──────── Page excerpt
Frequently Asked Questions

Q: Who can do Proprioceptive Writing® (PW)?

A: Anyone who can read and write on a third grade level can do PW. We have effectively taught elementary school students, home schoolers, M Ds, and PhDs. The method has great simplicity. The method has great simplicity, yet its effects are profoundly deep. It promotes an inner sense of hearing and self-acceptance, which grows stronger with practice. 


Q: What is the best way to start?

A: You can begin alone or with a teacher. Many people prefer to get started with a teacher at an in-person immersion or in an online series. Others get started by reading the book Writing the Mind Alive, which introduces the theory of Proprioceptive Writing and provides a step-by-step blueprint for beginning the practice.

Q: What is the basic process?

A: Proprioceptive Writing is practiced to Baroque music in 25-minute sessions, alone or in groups, under conditions that promote relaxation and reflection. Several procedures are in place to help you reflect on your thoughts as you write, so you delve deeper and get clearer about the meaning each thought holds for you. 

Q: Is PW a meditation or writing method?

A: It’s both! PW is a meditation that takes place in writing. Like many forms of meditation, the goal is to gain freedom from attachment to your thoughts. However, in PW you engage the thoughts and feelings that arise, while in meditation you seek to let them go. They are different methods for entering the same inner world.
────────────────
──────── Entries provided
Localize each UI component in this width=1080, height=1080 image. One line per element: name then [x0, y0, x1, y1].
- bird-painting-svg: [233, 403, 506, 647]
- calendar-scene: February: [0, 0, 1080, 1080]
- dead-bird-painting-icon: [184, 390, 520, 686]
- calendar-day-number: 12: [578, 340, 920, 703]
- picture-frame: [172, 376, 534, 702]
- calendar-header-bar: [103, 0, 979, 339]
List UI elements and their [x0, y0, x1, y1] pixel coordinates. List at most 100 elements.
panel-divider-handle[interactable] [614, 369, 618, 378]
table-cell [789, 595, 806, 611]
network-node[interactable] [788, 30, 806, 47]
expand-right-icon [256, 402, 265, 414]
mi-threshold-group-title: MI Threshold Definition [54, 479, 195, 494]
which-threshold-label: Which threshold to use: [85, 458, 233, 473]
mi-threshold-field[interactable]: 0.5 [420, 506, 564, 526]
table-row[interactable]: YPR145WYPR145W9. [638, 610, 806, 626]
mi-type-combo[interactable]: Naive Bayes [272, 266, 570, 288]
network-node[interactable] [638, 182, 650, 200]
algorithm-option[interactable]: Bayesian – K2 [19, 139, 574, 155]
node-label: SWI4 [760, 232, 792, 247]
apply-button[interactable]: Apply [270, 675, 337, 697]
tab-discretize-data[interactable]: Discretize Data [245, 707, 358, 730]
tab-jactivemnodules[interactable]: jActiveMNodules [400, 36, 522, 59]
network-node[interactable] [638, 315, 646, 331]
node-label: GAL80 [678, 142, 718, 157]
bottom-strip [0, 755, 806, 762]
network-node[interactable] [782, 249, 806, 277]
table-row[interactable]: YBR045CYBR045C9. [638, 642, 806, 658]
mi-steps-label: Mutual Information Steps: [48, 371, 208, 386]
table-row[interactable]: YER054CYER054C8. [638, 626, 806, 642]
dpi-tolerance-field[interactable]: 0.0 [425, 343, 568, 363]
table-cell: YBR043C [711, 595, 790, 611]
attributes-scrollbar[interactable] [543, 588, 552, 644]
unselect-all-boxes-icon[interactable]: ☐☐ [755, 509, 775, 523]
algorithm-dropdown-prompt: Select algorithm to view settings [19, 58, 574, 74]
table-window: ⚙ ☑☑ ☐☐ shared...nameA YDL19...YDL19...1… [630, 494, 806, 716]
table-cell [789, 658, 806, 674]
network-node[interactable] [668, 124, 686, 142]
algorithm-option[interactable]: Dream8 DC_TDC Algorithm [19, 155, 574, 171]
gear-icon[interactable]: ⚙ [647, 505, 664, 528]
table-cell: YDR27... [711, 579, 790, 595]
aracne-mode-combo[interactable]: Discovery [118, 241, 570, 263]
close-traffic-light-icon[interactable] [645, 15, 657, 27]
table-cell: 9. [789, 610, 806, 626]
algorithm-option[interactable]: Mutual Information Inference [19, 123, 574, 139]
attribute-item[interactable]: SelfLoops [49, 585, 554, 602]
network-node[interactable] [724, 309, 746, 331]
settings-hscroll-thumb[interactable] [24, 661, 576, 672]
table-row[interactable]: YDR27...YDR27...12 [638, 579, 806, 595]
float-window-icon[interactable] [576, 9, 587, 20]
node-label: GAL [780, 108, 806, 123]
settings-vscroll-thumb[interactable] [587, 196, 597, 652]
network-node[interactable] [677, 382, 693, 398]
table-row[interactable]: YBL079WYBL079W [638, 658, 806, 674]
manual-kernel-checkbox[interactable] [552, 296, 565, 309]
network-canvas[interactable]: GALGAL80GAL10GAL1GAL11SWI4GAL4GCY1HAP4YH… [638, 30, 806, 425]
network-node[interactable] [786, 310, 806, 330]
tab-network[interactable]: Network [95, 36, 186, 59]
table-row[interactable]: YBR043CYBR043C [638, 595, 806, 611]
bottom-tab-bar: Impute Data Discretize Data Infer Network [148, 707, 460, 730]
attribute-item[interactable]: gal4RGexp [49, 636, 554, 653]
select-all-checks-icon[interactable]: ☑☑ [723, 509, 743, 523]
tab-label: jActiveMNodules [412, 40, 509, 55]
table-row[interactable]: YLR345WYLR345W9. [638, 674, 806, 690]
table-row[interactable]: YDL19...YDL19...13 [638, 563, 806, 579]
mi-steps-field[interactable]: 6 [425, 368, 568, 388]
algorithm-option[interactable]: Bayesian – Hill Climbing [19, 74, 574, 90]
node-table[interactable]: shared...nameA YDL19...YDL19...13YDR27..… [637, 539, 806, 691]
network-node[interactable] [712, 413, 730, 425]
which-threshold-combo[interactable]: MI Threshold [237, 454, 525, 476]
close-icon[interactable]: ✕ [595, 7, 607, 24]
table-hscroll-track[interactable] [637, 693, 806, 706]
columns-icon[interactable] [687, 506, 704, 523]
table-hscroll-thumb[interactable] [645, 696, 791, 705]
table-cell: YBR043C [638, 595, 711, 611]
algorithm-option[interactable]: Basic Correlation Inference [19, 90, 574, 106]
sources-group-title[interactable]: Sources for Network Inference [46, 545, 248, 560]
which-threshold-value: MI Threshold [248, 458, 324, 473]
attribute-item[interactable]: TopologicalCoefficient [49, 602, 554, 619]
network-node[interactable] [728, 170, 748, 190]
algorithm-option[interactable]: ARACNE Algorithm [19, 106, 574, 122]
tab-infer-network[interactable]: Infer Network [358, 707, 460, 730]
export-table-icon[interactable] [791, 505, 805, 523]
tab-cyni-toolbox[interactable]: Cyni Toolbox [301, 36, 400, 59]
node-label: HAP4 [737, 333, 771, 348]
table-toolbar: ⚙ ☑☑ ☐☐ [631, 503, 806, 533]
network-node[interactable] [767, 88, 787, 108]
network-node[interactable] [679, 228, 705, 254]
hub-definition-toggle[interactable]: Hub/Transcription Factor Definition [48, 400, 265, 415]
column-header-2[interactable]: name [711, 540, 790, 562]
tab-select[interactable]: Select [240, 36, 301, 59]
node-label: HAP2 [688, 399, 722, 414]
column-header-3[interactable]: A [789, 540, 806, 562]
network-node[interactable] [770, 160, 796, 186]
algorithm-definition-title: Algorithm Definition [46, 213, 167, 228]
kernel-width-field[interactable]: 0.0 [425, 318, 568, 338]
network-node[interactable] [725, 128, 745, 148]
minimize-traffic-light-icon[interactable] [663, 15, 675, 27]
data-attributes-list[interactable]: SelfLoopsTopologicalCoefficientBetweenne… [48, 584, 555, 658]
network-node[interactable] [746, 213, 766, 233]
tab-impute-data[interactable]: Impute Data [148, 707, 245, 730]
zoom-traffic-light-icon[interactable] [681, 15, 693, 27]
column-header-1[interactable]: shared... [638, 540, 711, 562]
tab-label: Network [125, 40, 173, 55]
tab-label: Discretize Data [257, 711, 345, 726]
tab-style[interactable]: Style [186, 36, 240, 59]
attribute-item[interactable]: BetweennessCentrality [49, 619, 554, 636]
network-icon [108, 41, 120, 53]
────────────────
--- Problems to work on ---
1. Reproduce the portion of the Proprioceptive Writing FAQ starting at "Q: What is the best" and ending at "holds for you.".
2. According to the Proprioceptive Writing FAQ, how long is each writing session?

--- Expected responses ---
1.
Q: What is the best way to start?

A: You can begin alone or with a teacher. Many people prefer to get started with a teacher at an in-person immersion or in an online series. Others get started by reading the book Writing the Mind Alive, which introduces the theory of Proprioceptive Writing and provides a step-by-step blueprint for beginning the practice.

Q: What is the basic process?

A: Proprioceptive Writing is practiced to Baroque music in 25-minute sessions, alone or in groups, under conditions that promote relaxation and reflection. Several procedures are in place to help you reflect on your thoughts as you write, so you delve deeper and get clearer about the meaning each thought holds for you.

2. Each session lasts 25 minutes.